--- TASK INSTRUCTIONS ---
Below are the records; pull every line that includes "Explain".

--- START ---

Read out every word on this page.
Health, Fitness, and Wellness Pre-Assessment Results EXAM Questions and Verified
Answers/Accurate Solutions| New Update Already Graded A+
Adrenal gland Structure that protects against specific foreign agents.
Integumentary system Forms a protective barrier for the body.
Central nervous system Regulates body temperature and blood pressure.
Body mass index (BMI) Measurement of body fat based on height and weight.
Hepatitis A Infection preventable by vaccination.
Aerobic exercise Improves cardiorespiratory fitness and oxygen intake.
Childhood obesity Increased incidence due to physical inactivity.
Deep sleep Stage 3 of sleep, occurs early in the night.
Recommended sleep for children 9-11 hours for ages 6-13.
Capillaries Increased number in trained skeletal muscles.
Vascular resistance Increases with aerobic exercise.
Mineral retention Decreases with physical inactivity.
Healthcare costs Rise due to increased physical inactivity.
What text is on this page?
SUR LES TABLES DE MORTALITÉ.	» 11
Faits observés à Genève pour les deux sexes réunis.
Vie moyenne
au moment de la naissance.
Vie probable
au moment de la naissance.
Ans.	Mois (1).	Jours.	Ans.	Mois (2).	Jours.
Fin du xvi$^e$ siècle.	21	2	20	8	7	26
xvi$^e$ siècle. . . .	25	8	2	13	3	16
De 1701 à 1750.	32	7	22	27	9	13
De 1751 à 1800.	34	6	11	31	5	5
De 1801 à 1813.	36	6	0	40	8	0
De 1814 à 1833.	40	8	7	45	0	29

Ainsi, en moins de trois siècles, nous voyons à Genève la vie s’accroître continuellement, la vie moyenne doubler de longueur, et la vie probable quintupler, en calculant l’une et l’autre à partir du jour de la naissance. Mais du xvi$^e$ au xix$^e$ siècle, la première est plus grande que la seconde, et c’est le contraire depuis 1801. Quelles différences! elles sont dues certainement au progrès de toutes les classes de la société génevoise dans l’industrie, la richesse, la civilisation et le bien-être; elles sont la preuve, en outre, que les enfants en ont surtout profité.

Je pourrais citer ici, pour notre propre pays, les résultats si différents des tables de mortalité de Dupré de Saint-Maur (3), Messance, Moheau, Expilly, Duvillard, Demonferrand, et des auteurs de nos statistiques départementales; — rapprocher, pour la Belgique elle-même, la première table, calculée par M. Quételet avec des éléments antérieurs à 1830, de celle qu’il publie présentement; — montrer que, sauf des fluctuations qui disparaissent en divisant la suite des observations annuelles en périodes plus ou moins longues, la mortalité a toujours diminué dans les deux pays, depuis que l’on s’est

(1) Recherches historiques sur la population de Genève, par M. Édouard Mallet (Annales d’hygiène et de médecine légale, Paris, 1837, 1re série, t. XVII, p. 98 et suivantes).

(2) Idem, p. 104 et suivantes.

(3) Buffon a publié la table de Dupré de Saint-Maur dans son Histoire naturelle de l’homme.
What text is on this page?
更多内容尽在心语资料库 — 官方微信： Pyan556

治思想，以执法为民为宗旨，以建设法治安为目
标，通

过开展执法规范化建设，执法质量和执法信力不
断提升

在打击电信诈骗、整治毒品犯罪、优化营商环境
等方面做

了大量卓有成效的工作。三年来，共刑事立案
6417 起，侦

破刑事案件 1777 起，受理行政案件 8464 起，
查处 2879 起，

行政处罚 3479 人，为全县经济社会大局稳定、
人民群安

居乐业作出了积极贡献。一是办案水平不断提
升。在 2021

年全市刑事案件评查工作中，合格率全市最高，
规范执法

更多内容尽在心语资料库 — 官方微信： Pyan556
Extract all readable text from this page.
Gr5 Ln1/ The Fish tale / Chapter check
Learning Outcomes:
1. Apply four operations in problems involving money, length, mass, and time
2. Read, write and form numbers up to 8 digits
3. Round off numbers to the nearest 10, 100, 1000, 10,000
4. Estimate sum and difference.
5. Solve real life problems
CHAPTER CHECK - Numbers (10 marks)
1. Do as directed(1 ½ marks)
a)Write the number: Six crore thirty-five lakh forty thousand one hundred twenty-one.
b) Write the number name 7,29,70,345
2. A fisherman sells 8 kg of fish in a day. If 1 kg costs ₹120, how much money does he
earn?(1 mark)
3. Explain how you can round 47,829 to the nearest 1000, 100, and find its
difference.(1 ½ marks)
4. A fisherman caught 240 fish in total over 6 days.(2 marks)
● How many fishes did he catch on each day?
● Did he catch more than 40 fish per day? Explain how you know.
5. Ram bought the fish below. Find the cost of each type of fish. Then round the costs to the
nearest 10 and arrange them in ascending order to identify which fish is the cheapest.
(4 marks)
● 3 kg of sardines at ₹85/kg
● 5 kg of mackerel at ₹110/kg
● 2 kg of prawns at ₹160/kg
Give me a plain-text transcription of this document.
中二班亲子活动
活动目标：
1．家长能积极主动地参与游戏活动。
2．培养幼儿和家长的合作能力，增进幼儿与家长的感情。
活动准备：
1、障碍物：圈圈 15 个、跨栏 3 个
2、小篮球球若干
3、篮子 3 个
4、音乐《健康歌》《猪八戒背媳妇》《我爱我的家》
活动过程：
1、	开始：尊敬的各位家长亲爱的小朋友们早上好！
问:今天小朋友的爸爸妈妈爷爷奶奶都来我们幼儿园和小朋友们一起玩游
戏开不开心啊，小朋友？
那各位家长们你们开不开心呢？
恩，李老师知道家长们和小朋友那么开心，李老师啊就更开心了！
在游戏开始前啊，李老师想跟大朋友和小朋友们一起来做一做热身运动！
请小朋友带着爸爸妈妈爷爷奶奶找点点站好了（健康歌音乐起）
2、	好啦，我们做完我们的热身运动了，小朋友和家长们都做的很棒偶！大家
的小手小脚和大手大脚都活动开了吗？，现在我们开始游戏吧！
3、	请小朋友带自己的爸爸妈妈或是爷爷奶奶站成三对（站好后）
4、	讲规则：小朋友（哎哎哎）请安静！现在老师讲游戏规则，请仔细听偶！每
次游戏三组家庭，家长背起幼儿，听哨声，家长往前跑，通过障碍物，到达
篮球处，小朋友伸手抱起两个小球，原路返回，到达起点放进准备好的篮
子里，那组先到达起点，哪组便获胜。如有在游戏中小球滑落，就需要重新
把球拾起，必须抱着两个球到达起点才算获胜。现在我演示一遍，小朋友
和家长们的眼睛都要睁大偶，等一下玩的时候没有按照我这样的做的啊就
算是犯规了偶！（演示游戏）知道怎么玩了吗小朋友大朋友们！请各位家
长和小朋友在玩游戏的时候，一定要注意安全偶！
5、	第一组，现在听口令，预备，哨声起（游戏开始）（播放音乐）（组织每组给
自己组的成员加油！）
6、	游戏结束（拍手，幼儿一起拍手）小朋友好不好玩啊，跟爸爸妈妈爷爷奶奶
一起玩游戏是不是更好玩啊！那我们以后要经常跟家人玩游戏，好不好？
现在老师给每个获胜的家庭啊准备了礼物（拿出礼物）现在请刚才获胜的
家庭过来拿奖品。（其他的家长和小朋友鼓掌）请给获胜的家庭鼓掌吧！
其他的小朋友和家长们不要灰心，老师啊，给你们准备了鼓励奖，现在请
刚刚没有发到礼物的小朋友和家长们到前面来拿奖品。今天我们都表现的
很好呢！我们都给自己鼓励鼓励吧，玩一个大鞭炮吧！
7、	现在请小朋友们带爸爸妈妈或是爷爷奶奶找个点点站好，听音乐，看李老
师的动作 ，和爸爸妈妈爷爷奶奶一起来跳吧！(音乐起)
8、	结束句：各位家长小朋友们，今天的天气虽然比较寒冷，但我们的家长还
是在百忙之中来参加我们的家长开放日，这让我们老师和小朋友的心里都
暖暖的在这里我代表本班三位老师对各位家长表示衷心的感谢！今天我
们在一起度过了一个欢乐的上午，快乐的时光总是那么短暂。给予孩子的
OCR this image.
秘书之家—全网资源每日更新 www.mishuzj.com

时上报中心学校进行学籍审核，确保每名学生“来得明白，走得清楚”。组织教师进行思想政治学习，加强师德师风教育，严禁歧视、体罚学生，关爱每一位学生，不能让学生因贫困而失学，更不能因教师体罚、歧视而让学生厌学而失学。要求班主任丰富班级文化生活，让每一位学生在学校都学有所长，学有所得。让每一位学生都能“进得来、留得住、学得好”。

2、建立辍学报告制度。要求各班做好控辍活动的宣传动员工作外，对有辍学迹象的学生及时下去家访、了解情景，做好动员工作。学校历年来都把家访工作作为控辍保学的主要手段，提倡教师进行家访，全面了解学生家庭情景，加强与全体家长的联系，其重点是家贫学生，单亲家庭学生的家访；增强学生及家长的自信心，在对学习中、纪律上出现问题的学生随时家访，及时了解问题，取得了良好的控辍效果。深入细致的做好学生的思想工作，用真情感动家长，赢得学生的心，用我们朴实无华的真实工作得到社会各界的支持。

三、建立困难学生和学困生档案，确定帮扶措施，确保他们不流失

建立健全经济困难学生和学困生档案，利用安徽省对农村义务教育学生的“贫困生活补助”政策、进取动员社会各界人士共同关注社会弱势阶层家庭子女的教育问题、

--- END ---

--- EXPECTED OUTPUT ---
3. Explain how you can round 47,829 to the nearest 1000, 100, and find its
● Did he catch more than 40 fish per day? Explain how you know.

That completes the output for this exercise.